■ Supplied material
# # # # #

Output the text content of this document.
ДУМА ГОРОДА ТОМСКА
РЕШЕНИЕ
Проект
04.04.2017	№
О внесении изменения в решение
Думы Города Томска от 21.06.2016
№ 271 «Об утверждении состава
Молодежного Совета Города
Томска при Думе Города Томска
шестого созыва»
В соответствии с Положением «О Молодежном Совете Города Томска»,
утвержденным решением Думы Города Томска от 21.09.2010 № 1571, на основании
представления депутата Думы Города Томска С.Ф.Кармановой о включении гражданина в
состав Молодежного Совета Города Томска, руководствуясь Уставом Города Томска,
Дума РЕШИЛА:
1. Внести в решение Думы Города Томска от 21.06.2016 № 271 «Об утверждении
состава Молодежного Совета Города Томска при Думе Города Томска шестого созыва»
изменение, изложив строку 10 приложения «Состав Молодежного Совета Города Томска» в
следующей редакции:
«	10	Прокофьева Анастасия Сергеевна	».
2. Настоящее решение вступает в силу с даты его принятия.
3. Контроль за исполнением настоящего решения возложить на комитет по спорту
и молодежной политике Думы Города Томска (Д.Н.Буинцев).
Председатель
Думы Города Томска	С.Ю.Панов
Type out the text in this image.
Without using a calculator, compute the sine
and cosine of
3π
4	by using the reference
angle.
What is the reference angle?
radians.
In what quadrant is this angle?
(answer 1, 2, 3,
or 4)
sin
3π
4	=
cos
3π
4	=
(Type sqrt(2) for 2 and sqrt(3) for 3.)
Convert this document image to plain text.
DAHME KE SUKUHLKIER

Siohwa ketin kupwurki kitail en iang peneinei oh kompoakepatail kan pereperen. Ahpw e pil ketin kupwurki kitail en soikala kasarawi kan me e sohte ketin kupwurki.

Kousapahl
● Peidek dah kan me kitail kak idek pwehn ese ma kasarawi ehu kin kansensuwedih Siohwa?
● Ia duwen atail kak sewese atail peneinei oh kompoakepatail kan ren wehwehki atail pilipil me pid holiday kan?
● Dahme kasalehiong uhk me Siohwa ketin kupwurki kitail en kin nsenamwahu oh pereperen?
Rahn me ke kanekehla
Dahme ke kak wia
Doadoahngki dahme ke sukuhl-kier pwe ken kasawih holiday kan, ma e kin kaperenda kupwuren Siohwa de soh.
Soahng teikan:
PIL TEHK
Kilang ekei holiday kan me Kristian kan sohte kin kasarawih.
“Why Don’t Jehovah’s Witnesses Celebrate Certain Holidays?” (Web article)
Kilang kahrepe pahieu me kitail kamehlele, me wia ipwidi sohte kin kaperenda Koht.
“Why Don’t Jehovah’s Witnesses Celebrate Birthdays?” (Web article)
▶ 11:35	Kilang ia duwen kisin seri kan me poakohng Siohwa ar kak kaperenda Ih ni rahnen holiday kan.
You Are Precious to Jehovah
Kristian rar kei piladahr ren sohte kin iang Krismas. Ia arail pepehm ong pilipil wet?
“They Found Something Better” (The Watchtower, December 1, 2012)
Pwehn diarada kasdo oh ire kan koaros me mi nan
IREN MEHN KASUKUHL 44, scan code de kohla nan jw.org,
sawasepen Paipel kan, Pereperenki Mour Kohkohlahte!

# # # # #

Copy every line above that holds the word "Witnesses".

■ Complete output
“Why Don’t Jehovah’s Witnesses Celebrate Certain Holidays?” (Web article)
“Why Don’t Jehovah’s Witnesses Celebrate Birthdays?” (Web article)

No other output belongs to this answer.